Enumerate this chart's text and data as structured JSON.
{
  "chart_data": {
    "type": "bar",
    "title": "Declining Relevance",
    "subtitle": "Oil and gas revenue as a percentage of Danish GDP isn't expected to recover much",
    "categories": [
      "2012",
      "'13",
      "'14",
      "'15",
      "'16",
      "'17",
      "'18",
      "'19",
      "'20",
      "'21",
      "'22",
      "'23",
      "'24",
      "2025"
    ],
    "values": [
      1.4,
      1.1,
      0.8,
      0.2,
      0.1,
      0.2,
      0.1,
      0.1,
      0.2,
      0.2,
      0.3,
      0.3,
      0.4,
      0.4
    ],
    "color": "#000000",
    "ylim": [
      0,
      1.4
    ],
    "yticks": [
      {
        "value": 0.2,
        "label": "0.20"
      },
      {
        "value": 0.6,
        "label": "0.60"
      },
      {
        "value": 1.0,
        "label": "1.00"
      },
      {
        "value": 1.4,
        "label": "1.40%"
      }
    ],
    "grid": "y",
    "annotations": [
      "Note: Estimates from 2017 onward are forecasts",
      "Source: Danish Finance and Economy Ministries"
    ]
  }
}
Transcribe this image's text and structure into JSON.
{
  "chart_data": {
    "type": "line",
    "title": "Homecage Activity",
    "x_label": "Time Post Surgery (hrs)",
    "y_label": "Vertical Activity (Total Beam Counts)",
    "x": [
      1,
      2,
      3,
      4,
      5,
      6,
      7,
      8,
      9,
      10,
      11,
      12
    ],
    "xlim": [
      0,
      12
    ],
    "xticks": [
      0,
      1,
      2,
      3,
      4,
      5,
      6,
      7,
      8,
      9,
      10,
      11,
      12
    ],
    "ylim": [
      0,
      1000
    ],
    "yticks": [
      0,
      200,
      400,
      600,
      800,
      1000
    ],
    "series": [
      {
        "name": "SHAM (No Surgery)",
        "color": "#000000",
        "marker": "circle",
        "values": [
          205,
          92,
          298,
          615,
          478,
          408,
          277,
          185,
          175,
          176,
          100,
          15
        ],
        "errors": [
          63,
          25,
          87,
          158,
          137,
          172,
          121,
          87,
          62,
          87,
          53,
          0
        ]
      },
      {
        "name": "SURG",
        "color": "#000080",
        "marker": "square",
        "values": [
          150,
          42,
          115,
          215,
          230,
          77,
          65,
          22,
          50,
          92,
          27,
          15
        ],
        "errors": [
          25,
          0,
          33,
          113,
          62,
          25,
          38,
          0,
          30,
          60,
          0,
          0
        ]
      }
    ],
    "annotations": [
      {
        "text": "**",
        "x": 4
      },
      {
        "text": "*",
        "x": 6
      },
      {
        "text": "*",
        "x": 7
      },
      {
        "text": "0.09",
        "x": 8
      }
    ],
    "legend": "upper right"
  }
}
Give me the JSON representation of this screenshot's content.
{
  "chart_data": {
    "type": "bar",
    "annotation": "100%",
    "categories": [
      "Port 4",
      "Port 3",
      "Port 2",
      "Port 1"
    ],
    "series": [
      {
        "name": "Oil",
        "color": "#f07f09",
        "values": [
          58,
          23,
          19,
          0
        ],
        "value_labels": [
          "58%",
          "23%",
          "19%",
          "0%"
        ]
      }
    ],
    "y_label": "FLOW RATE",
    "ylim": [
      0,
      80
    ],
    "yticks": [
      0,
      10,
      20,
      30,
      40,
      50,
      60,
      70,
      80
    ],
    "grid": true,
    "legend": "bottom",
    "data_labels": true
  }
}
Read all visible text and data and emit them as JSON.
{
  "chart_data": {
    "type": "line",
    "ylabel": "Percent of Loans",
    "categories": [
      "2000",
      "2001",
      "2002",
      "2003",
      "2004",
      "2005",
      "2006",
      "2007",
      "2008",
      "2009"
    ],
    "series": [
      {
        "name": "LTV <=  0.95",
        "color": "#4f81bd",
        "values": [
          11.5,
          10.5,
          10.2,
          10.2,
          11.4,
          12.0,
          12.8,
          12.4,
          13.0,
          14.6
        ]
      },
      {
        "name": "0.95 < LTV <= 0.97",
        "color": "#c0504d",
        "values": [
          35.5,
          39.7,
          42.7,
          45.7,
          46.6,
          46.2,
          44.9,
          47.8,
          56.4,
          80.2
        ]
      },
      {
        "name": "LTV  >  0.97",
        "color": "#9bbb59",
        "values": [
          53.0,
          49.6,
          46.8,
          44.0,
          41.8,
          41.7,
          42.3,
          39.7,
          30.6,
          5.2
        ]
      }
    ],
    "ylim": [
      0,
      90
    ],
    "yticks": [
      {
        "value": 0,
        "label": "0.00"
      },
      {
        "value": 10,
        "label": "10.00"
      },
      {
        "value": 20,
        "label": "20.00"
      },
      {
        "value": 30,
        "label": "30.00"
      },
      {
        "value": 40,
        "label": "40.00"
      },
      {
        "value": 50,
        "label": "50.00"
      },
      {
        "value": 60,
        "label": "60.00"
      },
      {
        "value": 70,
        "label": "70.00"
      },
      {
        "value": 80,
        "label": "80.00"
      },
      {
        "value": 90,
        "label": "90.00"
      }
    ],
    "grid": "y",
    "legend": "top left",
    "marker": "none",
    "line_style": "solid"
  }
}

● What this task involves
Identify and copy the lines holding the word "JSON".

● Final answer
Enumerate this chart's text and data as structured JSON.
Transcribe this image's text and structure into JSON.
Give me the JSON representation of this screenshot's content.
Read all visible text and data and emit them as JSON.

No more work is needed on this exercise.